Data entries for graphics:
□ □ □ □ □ □ □
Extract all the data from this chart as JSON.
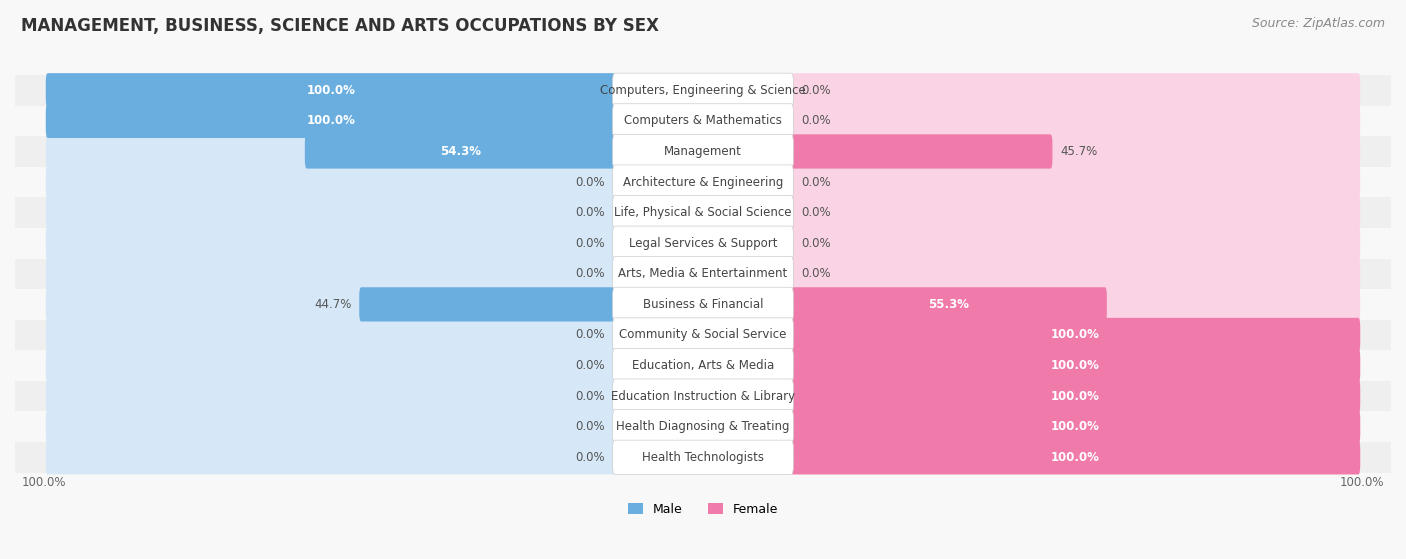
{
  "title": "MANAGEMENT, BUSINESS, SCIENCE AND ARTS OCCUPATIONS BY SEX",
  "source": "Source: ZipAtlas.com",
  "categories": [
    "Computers, Engineering & Science",
    "Computers & Mathematics",
    "Management",
    "Architecture & Engineering",
    "Life, Physical & Social Science",
    "Legal Services & Support",
    "Arts, Media & Entertainment",
    "Business & Financial",
    "Community & Social Service",
    "Education, Arts & Media",
    "Education Instruction & Library",
    "Health Diagnosing & Treating",
    "Health Technologists"
  ],
  "male_pct": [
    100.0,
    100.0,
    54.3,
    0.0,
    0.0,
    0.0,
    0.0,
    44.7,
    0.0,
    0.0,
    0.0,
    0.0,
    0.0
  ],
  "female_pct": [
    0.0,
    0.0,
    45.7,
    0.0,
    0.0,
    0.0,
    0.0,
    55.3,
    100.0,
    100.0,
    100.0,
    100.0,
    100.0
  ],
  "male_color": "#6aaee0",
  "female_color": "#f07aaa",
  "male_bg_color": "#d6e8f7",
  "female_bg_color": "#fad4e5",
  "row_bg_odd": "#efefef",
  "row_bg_even": "#f8f8f8",
  "fig_bg": "#f8f8f8",
  "title_fontsize": 12,
  "annotation_fontsize": 8.5,
  "source_fontsize": 9,
  "cat_label_fontsize": 8.5
}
□ □ □ □ □ □ □
Print the complete listing exactly, apart from any pictures.

Extract all the data from this chart as JSON.
{
  "title": "MANAGEMENT, BUSINESS, SCIENCE AND ARTS OCCUPATIONS BY SEX",
  "source": "Source: ZipAtlas.com",
  "categories": [
    "Computers, Engineering & Science",
    "Computers & Mathematics",
    "Management",
    "Architecture & Engineering",
    "Life, Physical & Social Science",
    "Legal Services & Support",
    "Arts, Media & Entertainment",
    "Business & Financial",
    "Community & Social Service",
    "Education, Arts & Media",
    "Education Instruction & Library",
    "Health Diagnosing & Treating",
    "Health Technologists"
  ],
  "male_pct": [
    100.0,
    100.0,
    54.3,
    0.0,
    0.0,
    0.0,
    0.0,
    44.7,
    0.0,
    0.0,
    0.0,
    0.0,
    0.0
  ],
  "female_pct": [
    0.0,
    0.0,
    45.7,
    0.0,
    0.0,
    0.0,
    0.0,
    55.3,
    100.0,
    100.0,
    100.0,
    100.0,
    100.0
  ],
  "male_color": "#6aaee0",
  "female_color": "#f07aaa",
  "male_bg_color": "#d6e8f7",
  "female_bg_color": "#fad4e5",
  "row_bg_odd": "#efefef",
  "row_bg_even": "#f8f8f8",
  "fig_bg": "#f8f8f8",
  "title_fontsize": 12,
  "annotation_fontsize": 8.5,
  "source_fontsize": 9,
  "cat_label_fontsize": 8.5
}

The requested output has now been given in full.